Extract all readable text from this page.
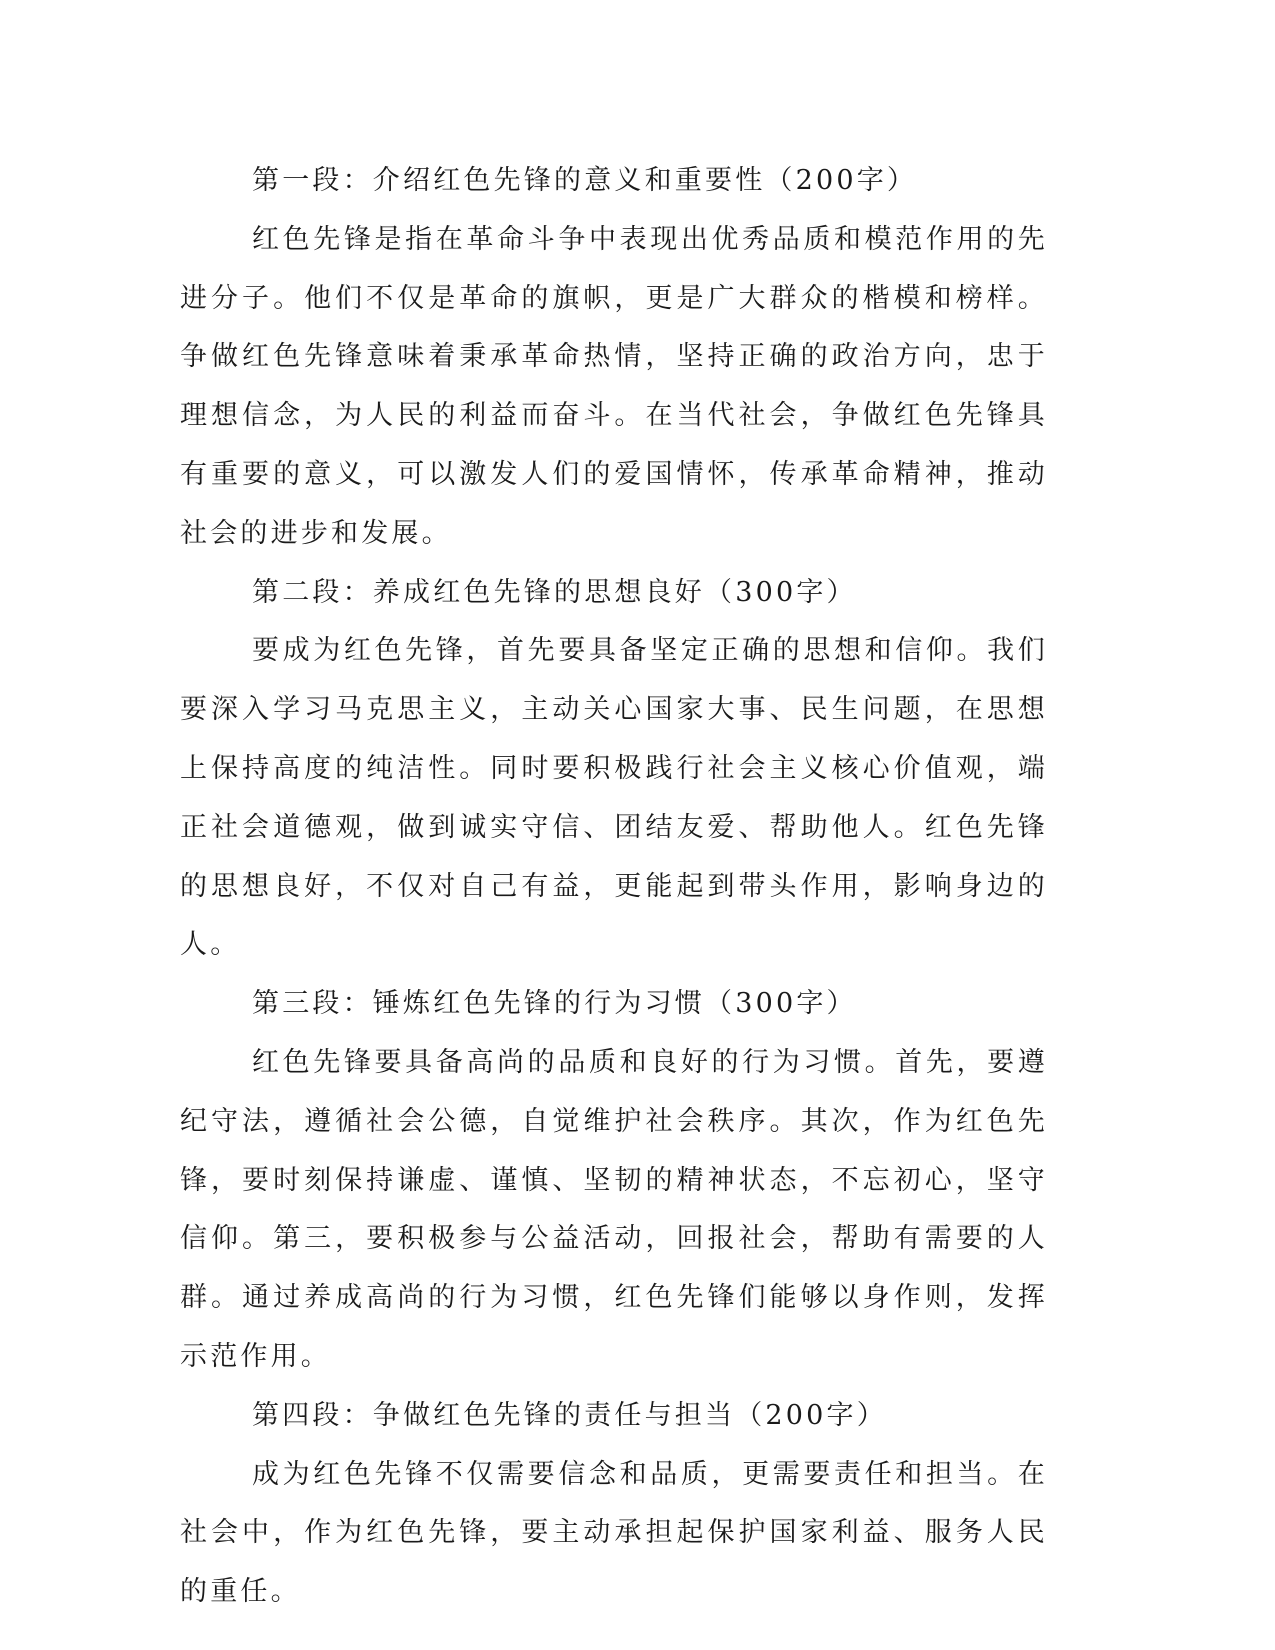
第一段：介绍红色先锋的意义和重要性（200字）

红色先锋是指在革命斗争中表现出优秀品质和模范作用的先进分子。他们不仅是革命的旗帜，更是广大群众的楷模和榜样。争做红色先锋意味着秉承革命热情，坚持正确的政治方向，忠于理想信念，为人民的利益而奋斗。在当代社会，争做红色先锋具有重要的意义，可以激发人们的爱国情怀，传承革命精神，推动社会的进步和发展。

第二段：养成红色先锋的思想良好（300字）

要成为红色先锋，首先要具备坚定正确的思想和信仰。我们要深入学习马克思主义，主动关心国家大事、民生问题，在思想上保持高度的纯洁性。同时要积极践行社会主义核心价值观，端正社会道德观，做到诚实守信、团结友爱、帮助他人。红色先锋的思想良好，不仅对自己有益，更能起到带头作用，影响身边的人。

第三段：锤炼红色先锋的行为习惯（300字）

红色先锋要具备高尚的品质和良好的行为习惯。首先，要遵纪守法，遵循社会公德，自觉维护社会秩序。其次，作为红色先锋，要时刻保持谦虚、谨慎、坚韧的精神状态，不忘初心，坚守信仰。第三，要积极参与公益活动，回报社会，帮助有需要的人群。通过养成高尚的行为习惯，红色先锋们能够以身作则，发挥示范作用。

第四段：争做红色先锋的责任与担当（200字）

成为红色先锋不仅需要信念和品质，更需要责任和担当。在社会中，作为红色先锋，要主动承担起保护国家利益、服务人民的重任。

...

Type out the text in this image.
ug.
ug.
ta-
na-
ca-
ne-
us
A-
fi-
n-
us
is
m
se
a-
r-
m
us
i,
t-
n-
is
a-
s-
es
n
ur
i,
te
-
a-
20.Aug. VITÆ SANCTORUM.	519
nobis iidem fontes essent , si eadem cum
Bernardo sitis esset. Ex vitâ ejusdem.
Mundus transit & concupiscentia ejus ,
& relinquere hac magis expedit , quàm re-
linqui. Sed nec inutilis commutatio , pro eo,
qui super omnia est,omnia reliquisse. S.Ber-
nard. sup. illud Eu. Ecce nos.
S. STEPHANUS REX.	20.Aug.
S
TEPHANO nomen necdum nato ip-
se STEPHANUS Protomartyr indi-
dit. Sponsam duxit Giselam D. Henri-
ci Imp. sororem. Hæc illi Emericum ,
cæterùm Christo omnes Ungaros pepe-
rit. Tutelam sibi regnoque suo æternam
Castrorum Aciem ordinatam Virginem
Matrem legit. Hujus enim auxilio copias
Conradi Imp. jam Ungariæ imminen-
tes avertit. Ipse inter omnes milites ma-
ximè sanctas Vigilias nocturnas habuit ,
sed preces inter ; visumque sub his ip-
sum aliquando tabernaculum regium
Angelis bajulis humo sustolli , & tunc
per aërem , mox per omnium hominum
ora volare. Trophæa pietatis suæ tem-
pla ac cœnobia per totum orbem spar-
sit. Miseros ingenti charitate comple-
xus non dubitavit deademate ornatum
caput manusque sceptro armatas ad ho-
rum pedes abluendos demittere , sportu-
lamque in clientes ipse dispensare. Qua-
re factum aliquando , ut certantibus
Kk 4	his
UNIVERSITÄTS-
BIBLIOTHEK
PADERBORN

--

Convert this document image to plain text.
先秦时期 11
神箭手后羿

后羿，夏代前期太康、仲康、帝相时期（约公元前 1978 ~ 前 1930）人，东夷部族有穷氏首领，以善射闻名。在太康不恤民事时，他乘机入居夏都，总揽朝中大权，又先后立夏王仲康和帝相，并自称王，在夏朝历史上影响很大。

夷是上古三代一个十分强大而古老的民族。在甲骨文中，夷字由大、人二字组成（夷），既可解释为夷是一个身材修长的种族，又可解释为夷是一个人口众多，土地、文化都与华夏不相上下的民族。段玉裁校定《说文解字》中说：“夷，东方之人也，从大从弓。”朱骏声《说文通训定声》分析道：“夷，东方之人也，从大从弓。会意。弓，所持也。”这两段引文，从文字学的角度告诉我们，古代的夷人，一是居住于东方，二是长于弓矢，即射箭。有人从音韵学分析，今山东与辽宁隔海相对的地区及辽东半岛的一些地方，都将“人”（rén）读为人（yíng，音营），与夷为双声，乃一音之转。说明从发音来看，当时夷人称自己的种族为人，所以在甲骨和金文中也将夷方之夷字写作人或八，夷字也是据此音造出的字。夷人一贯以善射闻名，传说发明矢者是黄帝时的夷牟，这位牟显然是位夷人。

◆ Written request
Filter the listing above for the string "omnes" and copy every matching line.

◆ Solution to this problem
cæterùm Christo omnes Ungaros pepe-
tes avertit. Ipse inter omnes milites ma-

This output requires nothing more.